— start —

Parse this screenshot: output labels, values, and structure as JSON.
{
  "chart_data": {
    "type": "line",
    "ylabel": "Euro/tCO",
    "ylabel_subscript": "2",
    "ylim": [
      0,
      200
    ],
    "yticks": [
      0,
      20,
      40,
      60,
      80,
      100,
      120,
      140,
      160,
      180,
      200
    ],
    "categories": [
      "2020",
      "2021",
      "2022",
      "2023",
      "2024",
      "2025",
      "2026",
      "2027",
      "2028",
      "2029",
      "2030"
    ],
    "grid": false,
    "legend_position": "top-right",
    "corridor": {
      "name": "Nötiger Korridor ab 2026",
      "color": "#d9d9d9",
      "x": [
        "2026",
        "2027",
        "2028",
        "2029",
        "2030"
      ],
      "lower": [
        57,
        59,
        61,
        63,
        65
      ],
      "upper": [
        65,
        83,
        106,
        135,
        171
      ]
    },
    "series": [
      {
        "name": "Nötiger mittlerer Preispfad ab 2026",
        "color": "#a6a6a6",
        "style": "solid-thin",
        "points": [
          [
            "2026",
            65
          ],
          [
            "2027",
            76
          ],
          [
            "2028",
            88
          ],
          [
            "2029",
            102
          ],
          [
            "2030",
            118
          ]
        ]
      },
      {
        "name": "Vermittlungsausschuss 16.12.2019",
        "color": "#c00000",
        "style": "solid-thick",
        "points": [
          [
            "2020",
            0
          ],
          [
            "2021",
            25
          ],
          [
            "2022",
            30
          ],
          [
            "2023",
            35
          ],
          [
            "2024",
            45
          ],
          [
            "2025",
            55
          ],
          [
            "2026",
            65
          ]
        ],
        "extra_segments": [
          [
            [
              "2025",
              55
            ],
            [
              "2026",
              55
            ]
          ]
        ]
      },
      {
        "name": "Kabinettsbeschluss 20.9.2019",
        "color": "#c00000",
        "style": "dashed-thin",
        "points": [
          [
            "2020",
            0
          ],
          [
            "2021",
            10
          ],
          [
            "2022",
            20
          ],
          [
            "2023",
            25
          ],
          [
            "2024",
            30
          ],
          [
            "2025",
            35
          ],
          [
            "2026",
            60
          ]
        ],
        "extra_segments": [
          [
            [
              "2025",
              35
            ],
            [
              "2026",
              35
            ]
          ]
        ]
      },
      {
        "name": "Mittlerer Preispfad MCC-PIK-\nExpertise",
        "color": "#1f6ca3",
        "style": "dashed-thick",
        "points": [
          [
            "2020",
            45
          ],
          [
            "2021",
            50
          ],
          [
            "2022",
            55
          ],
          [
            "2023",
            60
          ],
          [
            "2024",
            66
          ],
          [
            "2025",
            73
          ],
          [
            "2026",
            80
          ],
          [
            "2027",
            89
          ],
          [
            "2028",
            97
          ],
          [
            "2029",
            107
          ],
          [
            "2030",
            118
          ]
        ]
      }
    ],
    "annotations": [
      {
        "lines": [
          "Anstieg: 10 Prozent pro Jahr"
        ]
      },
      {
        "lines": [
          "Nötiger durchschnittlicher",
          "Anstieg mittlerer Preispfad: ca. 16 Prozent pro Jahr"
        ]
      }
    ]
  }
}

— end —

Required work:
All of the data needs to be printed once more, exactly.

Task solution:
Parse this screenshot: output labels, values, and structure as JSON.
{
  "chart_data": {
    "type": "line",
    "ylabel": "Euro/tCO",
    "ylabel_subscript": "2",
    "ylim": [
      0,
      200
    ],
    "yticks": [
      0,
      20,
      40,
      60,
      80,
      100,
      120,
      140,
      160,
      180,
      200
    ],
    "categories": [
      "2020",
      "2021",
      "2022",
      "2023",
      "2024",
      "2025",
      "2026",
      "2027",
      "2028",
      "2029",
      "2030"
    ],
    "grid": false,
    "legend_position": "top-right",
    "corridor": {
      "name": "Nötiger Korridor ab 2026",
      "color": "#d9d9d9",
      "x": [
        "2026",
        "2027",
        "2028",
        "2029",
        "2030"
      ],
      "lower": [
        57,
        59,
        61,
        63,
        65
      ],
      "upper": [
        65,
        83,
        106,
        135,
        171
      ]
    },
    "series": [
      {
        "name": "Nötiger mittlerer Preispfad ab 2026",
        "color": "#a6a6a6",
        "style": "solid-thin",
        "points": [
          [
            "2026",
            65
          ],
          [
            "2027",
            76
          ],
          [
            "2028",
            88
          ],
          [
            "2029",
            102
          ],
          [
            "2030",
            118
          ]
        ]
      },
      {
        "name": "Vermittlungsausschuss 16.12.2019",
        "color": "#c00000",
        "style": "solid-thick",
        "points": [
          [
            "2020",
            0
          ],
          [
            "2021",
            25
          ],
          [
            "2022",
            30
          ],
          [
            "2023",
            35
          ],
          [
            "2024",
            45
          ],
          [
            "2025",
            55
          ],
          [
            "2026",
            65
          ]
        ],
        "extra_segments": [
          [
            [
              "2025",
              55
            ],
            [
              "2026",
              55
            ]
          ]
        ]
      },
      {
        "name": "Kabinettsbeschluss 20.9.2019",
        "color": "#c00000",
        "style": "dashed-thin",
        "points": [
          [
            "2020",
            0
          ],
          [
            "2021",
            10
          ],
          [
            "2022",
            20
          ],
          [
            "2023",
            25
          ],
          [
            "2024",
            30
          ],
          [
            "2025",
            35
          ],
          [
            "2026",
            60
          ]
        ],
        "extra_segments": [
          [
            [
              "2025",
              35
            ],
            [
              "2026",
              35
            ]
          ]
        ]
      },
      {
        "name": "Mittlerer Preispfad MCC-PIK-\nExpertise",
        "color": "#1f6ca3",
        "style": "dashed-thick",
        "points": [
          [
            "2020",
            45
          ],
          [
            "2021",
            50
          ],
          [
            "2022",
            55
          ],
          [
            "2023",
            60
          ],
          [
            "2024",
            66
          ],
          [
            "2025",
            73
          ],
          [
            "2026",
            80
          ],
          [
            "2027",
            89
          ],
          [
            "2028",
            97
          ],
          [
            "2029",
            107
          ],
          [
            "2030",
            118
          ]
        ]
      }
    ],
    "annotations": [
      {
        "lines": [
          "Anstieg: 10 Prozent pro Jahr"
        ]
      },
      {
        "lines": [
          "Nötiger durchschnittlicher",
          "Anstieg mittlerer Preispfad: ca. 16 Prozent pro Jahr"
        ]
      }
    ]
  }
}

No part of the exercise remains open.